▶ [SHORT PROBLEM]
Return each entry exactly, omitting nothing.

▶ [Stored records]

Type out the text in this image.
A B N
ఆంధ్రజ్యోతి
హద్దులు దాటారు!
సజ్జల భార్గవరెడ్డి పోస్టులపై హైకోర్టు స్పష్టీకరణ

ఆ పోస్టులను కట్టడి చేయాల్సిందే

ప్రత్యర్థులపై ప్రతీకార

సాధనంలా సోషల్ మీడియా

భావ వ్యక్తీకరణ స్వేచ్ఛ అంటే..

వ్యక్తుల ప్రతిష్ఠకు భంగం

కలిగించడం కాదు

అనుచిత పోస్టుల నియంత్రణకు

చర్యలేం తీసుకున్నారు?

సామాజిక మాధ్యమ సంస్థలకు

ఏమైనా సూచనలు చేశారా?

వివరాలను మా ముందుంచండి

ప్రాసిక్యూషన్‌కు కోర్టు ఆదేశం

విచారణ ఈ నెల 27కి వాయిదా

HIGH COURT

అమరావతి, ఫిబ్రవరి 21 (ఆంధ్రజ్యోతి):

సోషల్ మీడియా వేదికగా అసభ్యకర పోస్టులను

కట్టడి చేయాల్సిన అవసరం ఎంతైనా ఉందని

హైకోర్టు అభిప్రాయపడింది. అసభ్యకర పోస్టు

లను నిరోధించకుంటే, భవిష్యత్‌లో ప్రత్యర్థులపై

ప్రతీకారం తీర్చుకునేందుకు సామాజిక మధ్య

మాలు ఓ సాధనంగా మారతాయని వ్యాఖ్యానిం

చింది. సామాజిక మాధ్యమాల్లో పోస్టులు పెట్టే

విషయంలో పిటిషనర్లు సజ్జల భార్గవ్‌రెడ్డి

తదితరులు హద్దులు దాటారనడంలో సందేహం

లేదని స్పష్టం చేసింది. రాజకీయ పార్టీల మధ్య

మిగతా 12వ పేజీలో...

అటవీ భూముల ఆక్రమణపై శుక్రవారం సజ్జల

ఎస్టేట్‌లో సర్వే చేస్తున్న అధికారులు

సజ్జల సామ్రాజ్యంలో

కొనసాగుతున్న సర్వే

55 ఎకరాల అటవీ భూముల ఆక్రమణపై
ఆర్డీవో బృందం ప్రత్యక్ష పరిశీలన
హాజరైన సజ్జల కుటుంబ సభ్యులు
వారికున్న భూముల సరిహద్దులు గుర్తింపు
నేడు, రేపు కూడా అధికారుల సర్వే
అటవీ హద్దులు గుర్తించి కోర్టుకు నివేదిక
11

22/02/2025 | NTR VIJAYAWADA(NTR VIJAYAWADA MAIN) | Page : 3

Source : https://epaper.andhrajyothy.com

▶ [EXPECTED ANSWER]
Type out the text in this image.
A B N
ఆంధ్రజ్యోతి
హద్దులు దాటారు!
సజ్జల భార్గవరెడ్డి పోస్టులపై హైకోర్టు స్పష్టీకరణ

ఆ పోస్టులను కట్టడి చేయాల్సిందే

ప్రత్యర్థులపై ప్రతీకార

సాధనంలా సోషల్ మీడియా

భావ వ్యక్తీకరణ స్వేచ్ఛ అంటే..

వ్యక్తుల ప్రతిష్ఠకు భంగం

కలిగించడం కాదు

అనుచిత పోస్టుల నియంత్రణకు

చర్యలేం తీసుకున్నారు?

సామాజిక మాధ్యమ సంస్థలకు

ఏమైనా సూచనలు చేశారా?

వివరాలను మా ముందుంచండి

ప్రాసిక్యూషన్‌కు కోర్టు ఆదేశం

విచారణ ఈ నెల 27కి వాయిదా

HIGH COURT

అమరావతి, ఫిబ్రవరి 21 (ఆంధ్రజ్యోతి):

సోషల్ మీడియా వేదికగా అసభ్యకర పోస్టులను

కట్టడి చేయాల్సిన అవసరం ఎంతైనా ఉందని

హైకోర్టు అభిప్రాయపడింది. అసభ్యకర పోస్టు

లను నిరోధించకుంటే, భవిష్యత్‌లో ప్రత్యర్థులపై

ప్రతీకారం తీర్చుకునేందుకు సామాజిక మధ్య

మాలు ఓ సాధనంగా మారతాయని వ్యాఖ్యానిం

చింది. సామాజిక మాధ్యమాల్లో పోస్టులు పెట్టే

విషయంలో పిటిషనర్లు సజ్జల భార్గవ్‌రెడ్డి

తదితరులు హద్దులు దాటారనడంలో సందేహం

లేదని స్పష్టం చేసింది. రాజకీయ పార్టీల మధ్య

మిగతా 12వ పేజీలో...

అటవీ భూముల ఆక్రమణపై శుక్రవారం సజ్జల

ఎస్టేట్‌లో సర్వే చేస్తున్న అధికారులు

సజ్జల సామ్రాజ్యంలో

కొనసాగుతున్న సర్వే

55 ఎకరాల అటవీ భూముల ఆక్రమణపై
ఆర్డీవో బృందం ప్రత్యక్ష పరిశీలన
హాజరైన సజ్జల కుటుంబ సభ్యులు
వారికున్న భూముల సరిహద్దులు గుర్తింపు
నేడు, రేపు కూడా అధికారుల సర్వే
అటవీ హద్దులు గుర్తించి కోర్టుకు నివేదిక
11

22/02/2025 | NTR VIJAYAWADA(NTR VIJAYAWADA MAIN) | Page : 3

Source : https://epaper.andhrajyothy.com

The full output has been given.